## Start

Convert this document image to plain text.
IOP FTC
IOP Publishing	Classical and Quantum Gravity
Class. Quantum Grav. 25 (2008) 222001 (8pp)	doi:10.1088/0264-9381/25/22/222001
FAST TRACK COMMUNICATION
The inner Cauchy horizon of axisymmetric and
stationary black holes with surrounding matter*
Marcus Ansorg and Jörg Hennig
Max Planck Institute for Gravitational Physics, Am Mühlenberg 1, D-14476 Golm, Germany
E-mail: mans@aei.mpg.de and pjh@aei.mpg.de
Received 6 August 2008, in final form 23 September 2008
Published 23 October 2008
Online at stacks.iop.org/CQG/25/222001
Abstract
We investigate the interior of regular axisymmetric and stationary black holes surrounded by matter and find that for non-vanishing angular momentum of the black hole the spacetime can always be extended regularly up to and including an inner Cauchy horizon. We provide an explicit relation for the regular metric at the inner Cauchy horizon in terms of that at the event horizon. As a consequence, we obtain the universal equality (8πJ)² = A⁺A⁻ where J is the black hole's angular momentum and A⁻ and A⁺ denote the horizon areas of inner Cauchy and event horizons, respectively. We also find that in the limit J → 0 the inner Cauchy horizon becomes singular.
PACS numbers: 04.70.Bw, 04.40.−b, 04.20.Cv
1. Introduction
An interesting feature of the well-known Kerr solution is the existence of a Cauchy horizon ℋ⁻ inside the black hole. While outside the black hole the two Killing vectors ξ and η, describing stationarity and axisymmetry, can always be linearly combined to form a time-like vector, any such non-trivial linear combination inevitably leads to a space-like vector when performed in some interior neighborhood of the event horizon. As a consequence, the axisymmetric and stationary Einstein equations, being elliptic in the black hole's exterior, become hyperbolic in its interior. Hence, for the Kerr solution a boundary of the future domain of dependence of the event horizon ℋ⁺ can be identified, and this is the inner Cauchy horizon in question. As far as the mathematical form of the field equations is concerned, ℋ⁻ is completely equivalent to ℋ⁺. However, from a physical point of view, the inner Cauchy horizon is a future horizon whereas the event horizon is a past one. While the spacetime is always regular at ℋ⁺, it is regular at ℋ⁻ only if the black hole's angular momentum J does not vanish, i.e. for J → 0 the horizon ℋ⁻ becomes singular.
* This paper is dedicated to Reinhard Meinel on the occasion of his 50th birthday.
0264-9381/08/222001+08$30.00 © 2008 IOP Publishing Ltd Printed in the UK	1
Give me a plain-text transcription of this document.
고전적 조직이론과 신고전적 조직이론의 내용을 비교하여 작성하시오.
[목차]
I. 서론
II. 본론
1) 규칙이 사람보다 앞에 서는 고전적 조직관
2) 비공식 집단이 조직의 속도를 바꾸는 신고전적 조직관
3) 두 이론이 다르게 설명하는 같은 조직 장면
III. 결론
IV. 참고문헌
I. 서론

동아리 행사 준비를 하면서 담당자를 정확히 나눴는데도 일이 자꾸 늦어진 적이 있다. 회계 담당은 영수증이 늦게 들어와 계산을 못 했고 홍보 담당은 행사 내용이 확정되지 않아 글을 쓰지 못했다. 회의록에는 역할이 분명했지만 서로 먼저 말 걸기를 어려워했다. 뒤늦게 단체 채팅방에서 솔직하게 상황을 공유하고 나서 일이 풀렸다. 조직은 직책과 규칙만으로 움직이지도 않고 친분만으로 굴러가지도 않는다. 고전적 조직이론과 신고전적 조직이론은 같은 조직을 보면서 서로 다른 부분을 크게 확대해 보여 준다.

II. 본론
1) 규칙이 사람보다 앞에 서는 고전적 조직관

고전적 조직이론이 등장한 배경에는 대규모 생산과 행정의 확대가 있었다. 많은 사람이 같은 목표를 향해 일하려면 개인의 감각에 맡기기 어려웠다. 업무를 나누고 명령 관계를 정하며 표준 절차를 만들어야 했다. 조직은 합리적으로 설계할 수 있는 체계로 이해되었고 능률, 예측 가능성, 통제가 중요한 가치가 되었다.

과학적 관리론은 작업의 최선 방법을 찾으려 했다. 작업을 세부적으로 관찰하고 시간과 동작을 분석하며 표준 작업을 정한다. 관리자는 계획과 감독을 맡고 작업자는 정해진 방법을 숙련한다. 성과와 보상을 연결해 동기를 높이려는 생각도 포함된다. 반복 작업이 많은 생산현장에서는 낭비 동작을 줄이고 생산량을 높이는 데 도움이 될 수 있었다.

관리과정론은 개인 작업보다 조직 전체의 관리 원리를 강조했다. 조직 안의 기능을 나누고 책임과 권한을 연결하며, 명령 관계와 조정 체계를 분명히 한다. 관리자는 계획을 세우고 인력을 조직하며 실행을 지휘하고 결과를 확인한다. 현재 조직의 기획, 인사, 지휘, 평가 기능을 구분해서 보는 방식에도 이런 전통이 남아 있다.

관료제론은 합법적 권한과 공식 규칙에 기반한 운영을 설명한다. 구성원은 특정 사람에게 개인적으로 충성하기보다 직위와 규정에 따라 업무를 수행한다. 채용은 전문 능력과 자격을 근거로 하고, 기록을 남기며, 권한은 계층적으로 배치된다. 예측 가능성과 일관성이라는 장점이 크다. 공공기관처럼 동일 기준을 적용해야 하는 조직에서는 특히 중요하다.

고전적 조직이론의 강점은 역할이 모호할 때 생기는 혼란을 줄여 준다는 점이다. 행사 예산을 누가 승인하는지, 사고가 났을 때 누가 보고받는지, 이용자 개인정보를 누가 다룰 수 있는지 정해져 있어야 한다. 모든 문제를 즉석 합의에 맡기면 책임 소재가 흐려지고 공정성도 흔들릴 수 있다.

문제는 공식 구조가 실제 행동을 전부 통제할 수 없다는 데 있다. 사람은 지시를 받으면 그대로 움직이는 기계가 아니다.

## End

Requirements -
Above are several records. Count the lines among them that contain "조직이론과" and give only the total.

Written solution -
2